- [Cosa produrre]
Per favore, stabilisci se ciascuna affermazione concorda con l'articolo sulla sparatoria di San Severo: rispondi sì o no e cita testualmente le parole dell'articolo che lo decidono. 1. L'ordinanza è stata notificata a Trapani quando era già detenuto per un'altra vicenda. 2. Nella sparatoria in piazza del Papa è rimasto ferito uno dei due cittadini marocchini. 3. È stata la Ford Focus a tamponare la Fiat 500.

- [Testo da leggere]
※ ※ ※

I carabinieri hanno arrestato Raffaele Trapani, 23 anni, ritenuto coinvolto nella vicenda insieme ad Antonio Pasquale Anastasio

AUTORE:
Redazione
PUBBLICATO IL:
10 Luglio 2026
Cronaca // San Severo //

Nuovo sviluppo nell’inchiesta sulla sparatoria avvenuta a San Severo lo scorso 3 marzo dopo una lite nata per un tamponamento. I carabinieri hanno arrestato Raffaele Trapani, 23 anni, ritenuto coinvolto nella vicenda insieme ad Antonio Pasquale Anastasio, il 28enne già arrestato nell’immediatezza dei fatti.

Trapani è accusato, a vario titolo, di concorso in ricettazione, porto illegale di pistola ed evasione dagli arresti domiciliari. L’ordinanza di custodia cautelare in carcere, emessa dal gip del Tribunale di Foggia, gli è stata notificata mentre si trovava già detenuto per un’altra vicenda.

Secondo l’accusa, il giovane si trovava a bordo dell’auto insieme ad Anastasio quando, dopo un incidente stradale, sarebbe nata una discussione poi degenerata con l’esplosione di alcuni colpi di pistola.

I fatti risalgono alla mattina del 3 marzo 2026, quando una Fiat 500 con tre persone a bordo, tra cui Anastasio e Trapani, avrebbe tamponato una Ford Focus con a bordo due cittadini marocchini in via Masselli. Dopo un primo confronto verbale, la situazione sembrava essersi conclusa, ma poco dopo le due vetture si sarebbero ritrovate in piazza del Papa.

Qui, secondo la ricostruzione investigativa, Anastasio sarebbe sceso dall’auto, avrebbe estratto una pistola calibro 6.35 e avrebbe esploso quattro colpi a scopo intimidatorio, senza ferire nessuno, per poi allontanarsi insieme a Trapani.

I carabinieri intervenuti sul posto hanno recuperato bossoli e un proiettile inesploso, avviando gli accertamenti che hanno portato all’identificazione dei due giovani.

Anastasio, dopo l’arresto, aveva ammesso le proprie responsabilità per il porto illegale dell’arma e aveva sostenuto di aver sparato solo per intimidire la controparte. Durante l’interrogatorio davanti al gip aveva dichiarato: “Ho sparato per difendermi non certo per uccidere o ferire; visto quanto era vicino, avrei potuto tranquillamente farlo”.

Il 28enne ha successivamente scelto il rito del patteggiamento, ottenendo una condanna a 3 anni, convertita nella misura sostitutiva dei lavori di pubblica utilità. La proposta concordata tra il suo legale, l’avvocato Luigi Marinelli, e la Procura è stata accolta dal gup Cecilia Massarelli, che ha disposto la sua scarcerazione.

A distanza di quattro mesi dall’episodio, gli investigatori hanno quindi ricostruito anche il ruolo attribuito a Trapani, accusato di aver partecipato alla vicenda e di aver concorso nella disponibilità e nel trasporto dell’arma utilizzata durante l’intimidazione.

Lo riporta lagazzettadelmezzogiorno.it.

※ ※ ※

- [Dati forniti]
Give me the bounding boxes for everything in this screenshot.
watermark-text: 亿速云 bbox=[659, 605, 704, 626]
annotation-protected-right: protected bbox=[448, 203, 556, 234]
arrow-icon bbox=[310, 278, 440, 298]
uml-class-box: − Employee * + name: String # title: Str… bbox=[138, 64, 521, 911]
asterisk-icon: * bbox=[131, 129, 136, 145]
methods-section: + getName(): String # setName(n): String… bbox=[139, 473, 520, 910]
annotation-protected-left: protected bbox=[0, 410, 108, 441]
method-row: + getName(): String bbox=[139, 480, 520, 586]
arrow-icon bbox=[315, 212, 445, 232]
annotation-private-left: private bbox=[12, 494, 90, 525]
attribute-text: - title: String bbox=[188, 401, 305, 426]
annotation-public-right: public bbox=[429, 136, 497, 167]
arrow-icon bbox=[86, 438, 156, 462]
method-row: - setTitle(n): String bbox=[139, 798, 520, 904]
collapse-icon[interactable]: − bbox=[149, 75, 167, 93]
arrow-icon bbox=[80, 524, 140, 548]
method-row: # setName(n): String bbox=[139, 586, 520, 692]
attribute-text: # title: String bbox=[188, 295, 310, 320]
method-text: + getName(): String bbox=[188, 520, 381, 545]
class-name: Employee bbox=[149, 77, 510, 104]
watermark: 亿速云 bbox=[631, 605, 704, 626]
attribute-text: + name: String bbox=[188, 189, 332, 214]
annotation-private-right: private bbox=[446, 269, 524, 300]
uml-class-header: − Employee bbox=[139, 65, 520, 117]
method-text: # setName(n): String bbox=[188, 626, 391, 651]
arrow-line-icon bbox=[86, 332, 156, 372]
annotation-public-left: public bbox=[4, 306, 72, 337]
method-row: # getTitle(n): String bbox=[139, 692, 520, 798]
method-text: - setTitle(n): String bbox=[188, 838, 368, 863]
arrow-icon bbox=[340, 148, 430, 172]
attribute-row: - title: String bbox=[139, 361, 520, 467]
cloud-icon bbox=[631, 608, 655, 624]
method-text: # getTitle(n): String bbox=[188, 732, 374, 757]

※ ※ ※

- [Soluzione]
1. Sì: «gli è stata notificata mentre si trovava già detenuto per un’altra vicenda».
2. No: «avrebbe esploso quattro colpi a scopo intimidatorio, senza ferire nessuno».
3. No: «una Fiat 500 con tre persone a bordo, tra cui Anastasio e Trapani, avrebbe tamponato una Ford Focus».